## Listed records
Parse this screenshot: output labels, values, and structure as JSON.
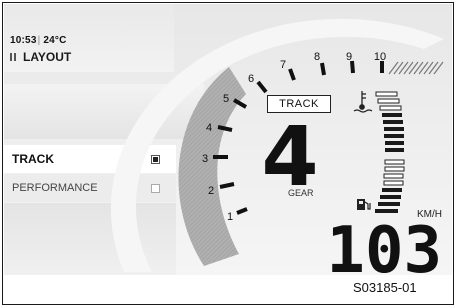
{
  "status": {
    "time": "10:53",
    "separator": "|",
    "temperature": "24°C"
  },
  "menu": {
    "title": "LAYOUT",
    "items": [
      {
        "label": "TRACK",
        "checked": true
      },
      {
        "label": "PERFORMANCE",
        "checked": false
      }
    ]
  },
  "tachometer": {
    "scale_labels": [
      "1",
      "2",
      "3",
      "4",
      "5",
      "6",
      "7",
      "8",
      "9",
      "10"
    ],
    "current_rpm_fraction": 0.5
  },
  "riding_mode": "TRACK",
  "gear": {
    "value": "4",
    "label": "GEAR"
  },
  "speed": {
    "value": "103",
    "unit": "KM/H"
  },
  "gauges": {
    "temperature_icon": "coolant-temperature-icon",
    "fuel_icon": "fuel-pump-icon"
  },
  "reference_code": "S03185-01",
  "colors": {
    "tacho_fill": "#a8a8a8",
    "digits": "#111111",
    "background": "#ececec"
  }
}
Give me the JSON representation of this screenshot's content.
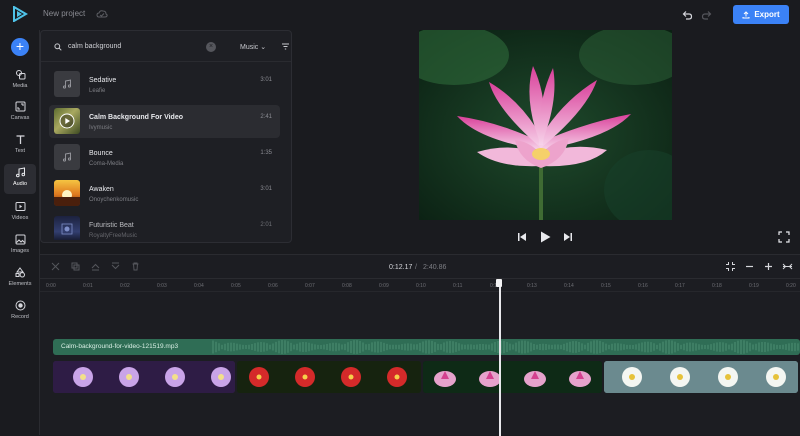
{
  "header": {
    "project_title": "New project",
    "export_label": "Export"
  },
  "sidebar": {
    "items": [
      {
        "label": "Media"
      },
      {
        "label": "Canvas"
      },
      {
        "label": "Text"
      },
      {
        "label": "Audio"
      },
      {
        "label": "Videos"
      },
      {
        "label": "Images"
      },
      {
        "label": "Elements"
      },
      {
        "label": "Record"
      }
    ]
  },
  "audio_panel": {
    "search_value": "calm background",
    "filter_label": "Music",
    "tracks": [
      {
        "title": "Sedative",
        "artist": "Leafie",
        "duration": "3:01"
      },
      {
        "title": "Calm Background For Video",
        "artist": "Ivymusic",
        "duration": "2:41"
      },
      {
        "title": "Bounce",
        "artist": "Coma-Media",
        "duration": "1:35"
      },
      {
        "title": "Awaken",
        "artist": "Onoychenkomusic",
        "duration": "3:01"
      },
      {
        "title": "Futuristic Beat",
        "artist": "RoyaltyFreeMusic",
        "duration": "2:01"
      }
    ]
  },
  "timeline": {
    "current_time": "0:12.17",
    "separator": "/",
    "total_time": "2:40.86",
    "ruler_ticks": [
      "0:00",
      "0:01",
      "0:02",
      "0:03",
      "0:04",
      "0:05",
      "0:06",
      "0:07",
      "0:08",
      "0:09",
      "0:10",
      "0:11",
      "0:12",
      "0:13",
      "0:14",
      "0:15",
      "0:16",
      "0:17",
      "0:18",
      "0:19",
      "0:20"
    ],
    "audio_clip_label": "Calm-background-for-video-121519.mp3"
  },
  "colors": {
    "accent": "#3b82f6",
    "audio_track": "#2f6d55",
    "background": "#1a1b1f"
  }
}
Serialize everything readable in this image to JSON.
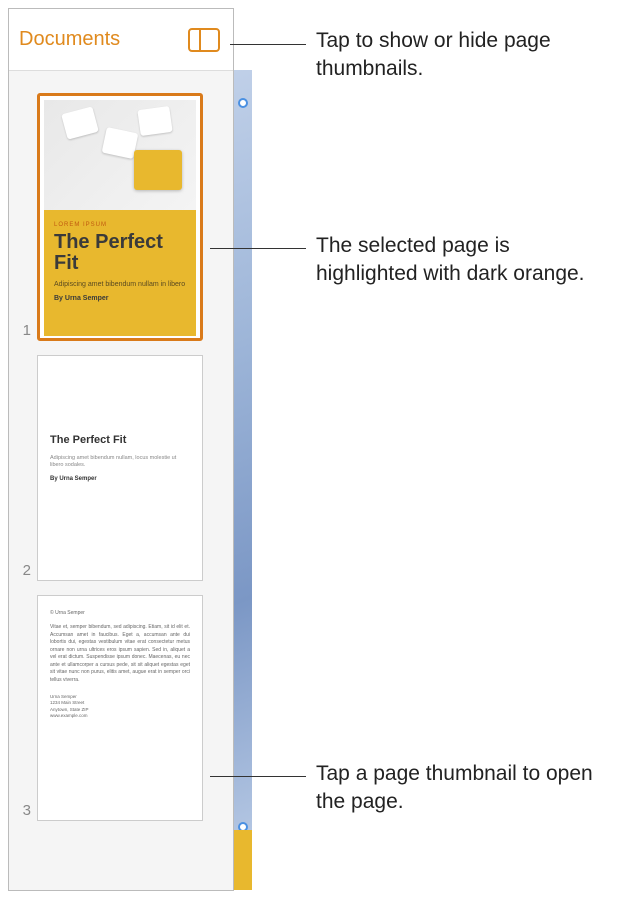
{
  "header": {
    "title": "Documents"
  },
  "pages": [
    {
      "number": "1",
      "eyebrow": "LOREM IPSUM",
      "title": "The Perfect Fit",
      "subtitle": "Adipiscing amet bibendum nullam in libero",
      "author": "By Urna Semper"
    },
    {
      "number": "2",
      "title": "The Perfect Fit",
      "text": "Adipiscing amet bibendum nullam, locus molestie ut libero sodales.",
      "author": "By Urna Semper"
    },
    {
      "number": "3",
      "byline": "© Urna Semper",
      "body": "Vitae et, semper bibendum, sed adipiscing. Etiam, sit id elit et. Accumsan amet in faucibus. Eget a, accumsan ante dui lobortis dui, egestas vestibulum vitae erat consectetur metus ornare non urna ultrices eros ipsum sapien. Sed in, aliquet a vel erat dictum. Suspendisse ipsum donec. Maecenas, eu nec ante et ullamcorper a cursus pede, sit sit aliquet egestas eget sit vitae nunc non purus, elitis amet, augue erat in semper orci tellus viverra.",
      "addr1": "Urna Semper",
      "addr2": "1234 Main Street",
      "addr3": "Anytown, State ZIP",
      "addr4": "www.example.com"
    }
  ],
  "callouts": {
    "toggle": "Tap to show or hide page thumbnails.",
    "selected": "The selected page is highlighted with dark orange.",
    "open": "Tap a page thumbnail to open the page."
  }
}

## Short exercise
Which lines include the word "this"? Copy every one of them.

## Written solution
Parse this screenshot: output labels, values, and structure as JSON.
Give me the JSON representation of this screenshot's content.
Serialize everything readable in this image to JSON.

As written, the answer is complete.